**Written request**.
Reproduce each line that includes the word "shopping".

Records contained in a dataset
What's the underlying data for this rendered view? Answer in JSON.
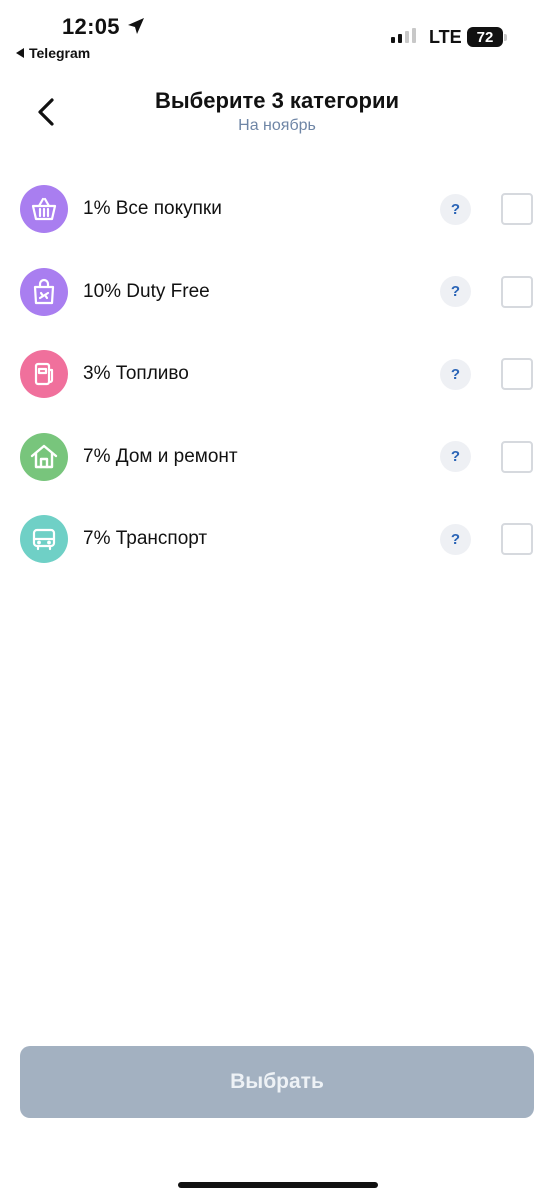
{
  "status_bar": {
    "time": "12:05",
    "back_app": "Telegram",
    "network": "LTE",
    "battery": "72"
  },
  "header": {
    "title": "Выберите 3 категории",
    "subtitle": "На ноябрь"
  },
  "categories": [
    {
      "label": "1% Все покупки",
      "icon": "shopping-basket-icon",
      "color": "#a97ef0"
    },
    {
      "label": "10% Duty Free",
      "icon": "shopping-bag-plane-icon",
      "color": "#a97ef0"
    },
    {
      "label": "3% Топливо",
      "icon": "fuel-pump-icon",
      "color": "#f0709c"
    },
    {
      "label": "7% Дом и ремонт",
      "icon": "house-icon",
      "color": "#78c57c"
    },
    {
      "label": "7% Транспорт",
      "icon": "bus-icon",
      "color": "#6fd0c6"
    }
  ],
  "help_label": "?",
  "button": {
    "label": "Выбрать",
    "color": "#a3b1c1"
  }
}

**Answer to the exercise**.
      "icon": "shopping-basket-icon",
      "icon": "shopping-bag-plane-icon",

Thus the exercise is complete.